┌────────
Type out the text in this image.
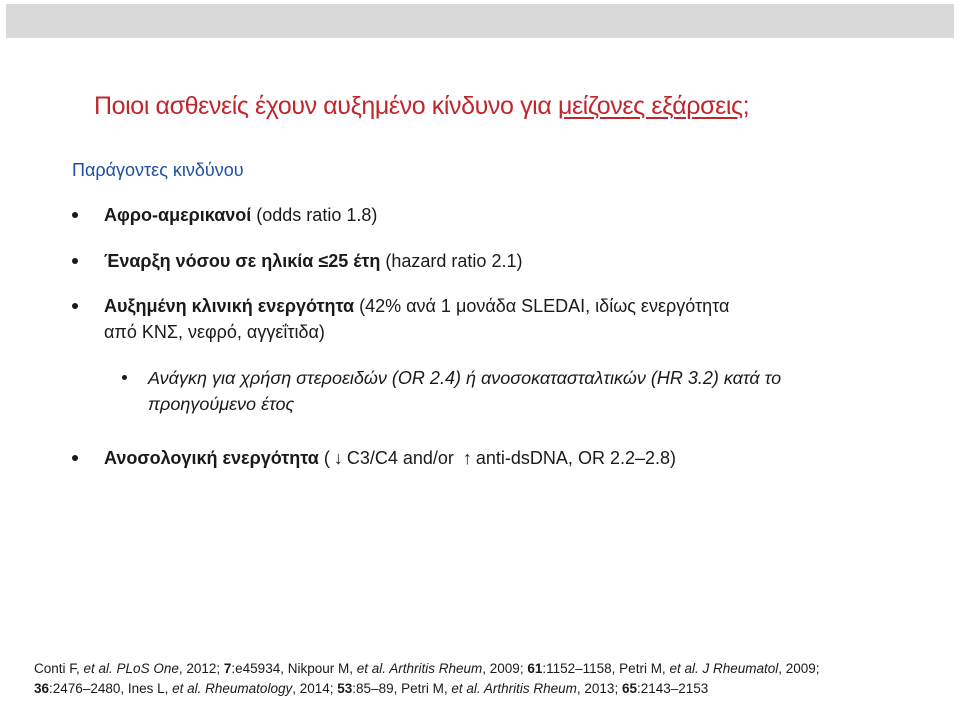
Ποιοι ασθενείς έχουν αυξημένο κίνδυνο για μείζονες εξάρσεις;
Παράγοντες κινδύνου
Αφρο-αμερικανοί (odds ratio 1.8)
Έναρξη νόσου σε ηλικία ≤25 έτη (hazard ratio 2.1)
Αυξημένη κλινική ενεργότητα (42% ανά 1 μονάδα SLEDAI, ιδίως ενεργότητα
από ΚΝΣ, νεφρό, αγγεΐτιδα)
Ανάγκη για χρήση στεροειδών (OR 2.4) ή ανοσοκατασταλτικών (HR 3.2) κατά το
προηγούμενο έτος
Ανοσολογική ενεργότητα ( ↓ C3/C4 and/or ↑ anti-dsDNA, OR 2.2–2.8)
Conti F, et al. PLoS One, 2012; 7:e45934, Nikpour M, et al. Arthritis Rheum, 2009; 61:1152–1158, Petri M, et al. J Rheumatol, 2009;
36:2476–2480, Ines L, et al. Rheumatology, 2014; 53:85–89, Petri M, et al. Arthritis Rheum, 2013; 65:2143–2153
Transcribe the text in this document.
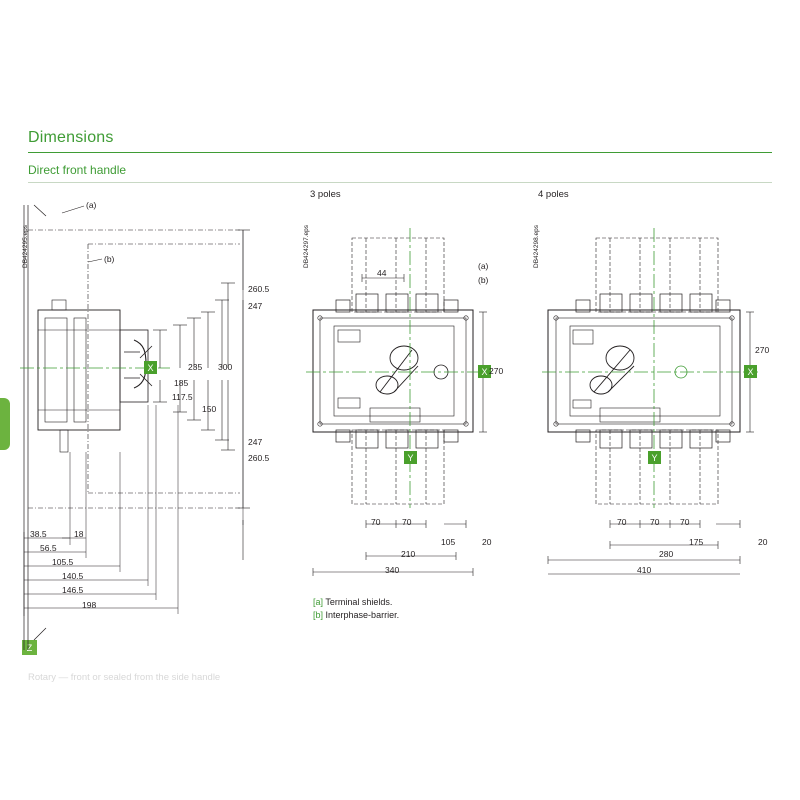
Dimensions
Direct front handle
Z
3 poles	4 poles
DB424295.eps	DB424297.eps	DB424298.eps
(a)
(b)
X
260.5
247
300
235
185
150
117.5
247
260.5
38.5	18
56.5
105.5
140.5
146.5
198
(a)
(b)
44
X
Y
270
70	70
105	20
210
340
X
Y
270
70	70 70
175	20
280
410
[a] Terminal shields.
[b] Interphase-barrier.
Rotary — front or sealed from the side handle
└────────
### Aim:
Transcribe all the data word for word; the images stay out.

### Correct response:
Type out the text in this image.
Ποιοι ασθενείς έχουν αυξημένο κίνδυνο για μείζονες εξάρσεις;
Παράγοντες κινδύνου
Αφρο-αμερικανοί (odds ratio 1.8)
Έναρξη νόσου σε ηλικία ≤25 έτη (hazard ratio 2.1)
Αυξημένη κλινική ενεργότητα (42% ανά 1 μονάδα SLEDAI, ιδίως ενεργότητα
από ΚΝΣ, νεφρό, αγγεΐτιδα)
Ανάγκη για χρήση στεροειδών (OR 2.4) ή ανοσοκατασταλτικών (HR 3.2) κατά το
προηγούμενο έτος
Ανοσολογική ενεργότητα ( ↓ C3/C4 and/or ↑ anti-dsDNA, OR 2.2–2.8)
Conti F, et al. PLoS One, 2012; 7:e45934, Nikpour M, et al. Arthritis Rheum, 2009; 61:1152–1158, Petri M, et al. J Rheumatol, 2009;
36:2476–2480, Ines L, et al. Rheumatology, 2014; 53:85–89, Petri M, et al. Arthritis Rheum, 2013; 65:2143–2153
Transcribe the text in this document.
Dimensions
Direct front handle
Z
3 poles	4 poles
DB424295.eps	DB424297.eps	DB424298.eps
(a)
(b)
X
260.5
247
300
235
185
150
117.5
247
260.5
38.5	18
56.5
105.5
140.5
146.5
198
(a)
(b)
44
X
Y
270
70	70
105	20
210
340
X
Y
270
70	70 70
175	20
280
410
[a] Terminal shields.
[b] Interphase-barrier.
Rotary — front or sealed from the side handle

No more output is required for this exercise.